● **Exercise objective**
Look through the lines below and extract each one that contains "samples".

(A run of records)
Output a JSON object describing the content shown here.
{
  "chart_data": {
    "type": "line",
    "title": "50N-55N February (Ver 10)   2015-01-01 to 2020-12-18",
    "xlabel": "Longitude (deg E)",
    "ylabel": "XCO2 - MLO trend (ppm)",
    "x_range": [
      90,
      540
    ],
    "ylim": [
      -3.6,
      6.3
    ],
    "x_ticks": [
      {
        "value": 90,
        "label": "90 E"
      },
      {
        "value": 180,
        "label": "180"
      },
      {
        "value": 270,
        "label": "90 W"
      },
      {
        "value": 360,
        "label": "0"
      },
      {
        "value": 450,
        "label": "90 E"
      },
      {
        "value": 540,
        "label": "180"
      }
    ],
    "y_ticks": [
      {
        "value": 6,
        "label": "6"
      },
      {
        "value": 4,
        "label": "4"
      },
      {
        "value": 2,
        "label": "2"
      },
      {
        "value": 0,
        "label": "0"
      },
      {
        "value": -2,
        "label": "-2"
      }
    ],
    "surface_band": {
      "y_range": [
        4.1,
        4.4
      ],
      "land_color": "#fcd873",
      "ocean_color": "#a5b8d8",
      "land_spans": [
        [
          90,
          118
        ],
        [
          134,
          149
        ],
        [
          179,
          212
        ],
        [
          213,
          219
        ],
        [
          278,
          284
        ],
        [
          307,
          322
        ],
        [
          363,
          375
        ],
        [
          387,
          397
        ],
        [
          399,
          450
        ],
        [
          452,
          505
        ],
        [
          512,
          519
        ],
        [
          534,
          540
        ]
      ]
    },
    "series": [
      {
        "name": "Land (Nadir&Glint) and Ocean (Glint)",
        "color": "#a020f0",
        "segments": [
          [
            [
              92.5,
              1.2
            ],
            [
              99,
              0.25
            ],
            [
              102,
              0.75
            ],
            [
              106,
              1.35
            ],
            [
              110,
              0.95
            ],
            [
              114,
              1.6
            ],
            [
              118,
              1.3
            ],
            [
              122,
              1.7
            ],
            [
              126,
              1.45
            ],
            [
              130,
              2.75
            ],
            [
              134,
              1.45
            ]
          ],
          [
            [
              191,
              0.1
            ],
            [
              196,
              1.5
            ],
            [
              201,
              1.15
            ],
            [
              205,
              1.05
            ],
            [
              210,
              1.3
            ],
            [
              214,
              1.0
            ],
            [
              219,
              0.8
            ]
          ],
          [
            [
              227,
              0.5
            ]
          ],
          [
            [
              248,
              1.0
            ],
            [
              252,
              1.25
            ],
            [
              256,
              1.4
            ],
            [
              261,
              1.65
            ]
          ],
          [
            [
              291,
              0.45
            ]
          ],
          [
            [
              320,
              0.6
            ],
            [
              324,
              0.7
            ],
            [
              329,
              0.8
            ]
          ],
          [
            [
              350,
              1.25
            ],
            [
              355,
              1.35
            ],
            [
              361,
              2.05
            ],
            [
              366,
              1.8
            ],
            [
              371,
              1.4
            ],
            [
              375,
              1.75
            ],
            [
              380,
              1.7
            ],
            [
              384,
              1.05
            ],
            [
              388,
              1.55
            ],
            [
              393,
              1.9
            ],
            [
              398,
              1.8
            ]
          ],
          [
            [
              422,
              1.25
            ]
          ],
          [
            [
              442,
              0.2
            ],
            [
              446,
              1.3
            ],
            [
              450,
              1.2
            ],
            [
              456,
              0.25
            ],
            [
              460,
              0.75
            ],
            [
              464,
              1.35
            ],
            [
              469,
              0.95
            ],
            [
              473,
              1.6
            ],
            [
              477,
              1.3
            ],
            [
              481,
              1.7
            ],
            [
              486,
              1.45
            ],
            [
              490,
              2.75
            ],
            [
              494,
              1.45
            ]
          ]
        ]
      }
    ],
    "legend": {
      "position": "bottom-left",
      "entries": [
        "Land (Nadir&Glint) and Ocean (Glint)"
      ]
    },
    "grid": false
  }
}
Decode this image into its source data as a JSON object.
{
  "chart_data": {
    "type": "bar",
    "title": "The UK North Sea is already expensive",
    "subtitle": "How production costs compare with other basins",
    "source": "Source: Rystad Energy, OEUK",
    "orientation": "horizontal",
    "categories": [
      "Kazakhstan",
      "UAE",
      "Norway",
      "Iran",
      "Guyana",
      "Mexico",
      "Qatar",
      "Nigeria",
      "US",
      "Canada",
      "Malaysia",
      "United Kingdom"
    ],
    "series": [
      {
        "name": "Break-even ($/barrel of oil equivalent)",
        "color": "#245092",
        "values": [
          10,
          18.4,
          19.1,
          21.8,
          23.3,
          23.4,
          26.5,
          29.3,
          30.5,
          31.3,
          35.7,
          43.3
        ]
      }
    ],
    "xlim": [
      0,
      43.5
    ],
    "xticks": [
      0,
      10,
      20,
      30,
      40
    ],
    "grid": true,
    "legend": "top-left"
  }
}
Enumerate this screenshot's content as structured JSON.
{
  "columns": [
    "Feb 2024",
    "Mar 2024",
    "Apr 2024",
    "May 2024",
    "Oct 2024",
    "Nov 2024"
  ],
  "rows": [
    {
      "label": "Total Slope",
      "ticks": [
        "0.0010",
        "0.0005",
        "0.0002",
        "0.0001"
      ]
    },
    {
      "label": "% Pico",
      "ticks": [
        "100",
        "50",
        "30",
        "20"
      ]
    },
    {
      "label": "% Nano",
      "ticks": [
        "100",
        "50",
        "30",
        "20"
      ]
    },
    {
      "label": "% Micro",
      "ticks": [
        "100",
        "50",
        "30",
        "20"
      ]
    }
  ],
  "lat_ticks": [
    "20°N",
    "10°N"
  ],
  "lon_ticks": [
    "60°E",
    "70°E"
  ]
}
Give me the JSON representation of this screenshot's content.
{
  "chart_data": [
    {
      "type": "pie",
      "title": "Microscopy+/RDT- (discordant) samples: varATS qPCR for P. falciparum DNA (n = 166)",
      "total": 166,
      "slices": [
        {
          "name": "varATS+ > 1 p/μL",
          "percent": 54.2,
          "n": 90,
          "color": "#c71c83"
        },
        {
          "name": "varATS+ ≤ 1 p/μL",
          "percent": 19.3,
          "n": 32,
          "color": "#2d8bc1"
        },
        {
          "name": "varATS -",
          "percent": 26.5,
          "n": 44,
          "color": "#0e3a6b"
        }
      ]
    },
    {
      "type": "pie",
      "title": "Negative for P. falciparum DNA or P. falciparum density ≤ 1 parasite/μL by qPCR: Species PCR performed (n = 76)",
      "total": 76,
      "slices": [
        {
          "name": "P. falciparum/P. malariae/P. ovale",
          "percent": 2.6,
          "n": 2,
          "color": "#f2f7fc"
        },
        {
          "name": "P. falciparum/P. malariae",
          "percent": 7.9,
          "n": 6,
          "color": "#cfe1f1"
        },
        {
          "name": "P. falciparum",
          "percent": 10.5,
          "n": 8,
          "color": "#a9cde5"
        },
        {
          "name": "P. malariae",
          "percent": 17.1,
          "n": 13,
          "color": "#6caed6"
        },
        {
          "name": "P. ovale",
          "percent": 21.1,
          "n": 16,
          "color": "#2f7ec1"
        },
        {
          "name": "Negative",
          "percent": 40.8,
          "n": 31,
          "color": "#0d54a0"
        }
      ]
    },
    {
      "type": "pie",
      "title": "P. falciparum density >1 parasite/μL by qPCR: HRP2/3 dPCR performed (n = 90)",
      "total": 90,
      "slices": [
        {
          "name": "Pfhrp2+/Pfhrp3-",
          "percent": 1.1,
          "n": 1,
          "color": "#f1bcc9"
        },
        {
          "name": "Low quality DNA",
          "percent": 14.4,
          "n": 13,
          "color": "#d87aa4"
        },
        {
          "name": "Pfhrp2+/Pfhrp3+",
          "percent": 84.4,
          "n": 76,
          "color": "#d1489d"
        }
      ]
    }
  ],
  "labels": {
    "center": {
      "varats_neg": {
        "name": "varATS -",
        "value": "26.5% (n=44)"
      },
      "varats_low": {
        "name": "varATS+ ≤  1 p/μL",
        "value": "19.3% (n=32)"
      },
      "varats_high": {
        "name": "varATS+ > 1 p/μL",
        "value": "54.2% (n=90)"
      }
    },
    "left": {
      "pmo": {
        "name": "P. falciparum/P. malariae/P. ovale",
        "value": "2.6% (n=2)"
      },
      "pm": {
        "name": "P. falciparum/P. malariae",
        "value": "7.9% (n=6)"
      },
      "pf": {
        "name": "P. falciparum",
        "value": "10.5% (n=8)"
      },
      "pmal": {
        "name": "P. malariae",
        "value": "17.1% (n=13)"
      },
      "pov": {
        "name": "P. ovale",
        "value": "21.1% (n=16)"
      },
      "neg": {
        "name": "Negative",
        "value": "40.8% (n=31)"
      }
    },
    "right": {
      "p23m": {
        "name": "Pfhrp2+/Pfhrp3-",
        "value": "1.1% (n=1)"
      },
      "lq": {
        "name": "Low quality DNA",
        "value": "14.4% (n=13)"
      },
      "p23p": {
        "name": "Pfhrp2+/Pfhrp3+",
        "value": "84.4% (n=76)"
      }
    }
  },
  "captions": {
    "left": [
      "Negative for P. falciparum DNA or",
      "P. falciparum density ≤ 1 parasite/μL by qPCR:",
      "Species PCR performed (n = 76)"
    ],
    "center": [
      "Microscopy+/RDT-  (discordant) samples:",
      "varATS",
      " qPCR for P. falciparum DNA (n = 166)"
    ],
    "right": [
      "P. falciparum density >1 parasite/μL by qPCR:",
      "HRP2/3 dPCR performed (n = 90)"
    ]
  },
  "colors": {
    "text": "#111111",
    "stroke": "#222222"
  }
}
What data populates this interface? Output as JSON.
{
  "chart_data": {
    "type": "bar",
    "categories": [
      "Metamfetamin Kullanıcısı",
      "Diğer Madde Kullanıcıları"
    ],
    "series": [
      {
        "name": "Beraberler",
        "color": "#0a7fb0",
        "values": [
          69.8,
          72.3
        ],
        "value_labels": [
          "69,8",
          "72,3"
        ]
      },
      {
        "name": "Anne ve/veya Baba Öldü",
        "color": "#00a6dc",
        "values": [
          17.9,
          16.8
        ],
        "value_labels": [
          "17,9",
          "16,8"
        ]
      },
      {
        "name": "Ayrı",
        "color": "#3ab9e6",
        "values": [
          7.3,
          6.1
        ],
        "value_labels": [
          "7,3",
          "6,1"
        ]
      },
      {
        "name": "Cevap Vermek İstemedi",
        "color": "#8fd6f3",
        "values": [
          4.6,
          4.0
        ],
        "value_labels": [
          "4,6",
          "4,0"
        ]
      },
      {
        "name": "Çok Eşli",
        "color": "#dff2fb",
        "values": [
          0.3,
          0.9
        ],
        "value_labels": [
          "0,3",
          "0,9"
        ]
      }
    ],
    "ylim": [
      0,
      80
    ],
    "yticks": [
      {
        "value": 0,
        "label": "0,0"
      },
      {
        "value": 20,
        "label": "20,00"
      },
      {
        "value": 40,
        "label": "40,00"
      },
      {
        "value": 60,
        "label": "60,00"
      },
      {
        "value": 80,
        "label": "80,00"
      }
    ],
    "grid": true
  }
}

● **Task solution**
      "title": "Microscopy+/RDT- (discordant) samples: varATS qPCR for P. falciparum DNA (n = 166)",
      "Microscopy+/RDT-  (discordant) samples:",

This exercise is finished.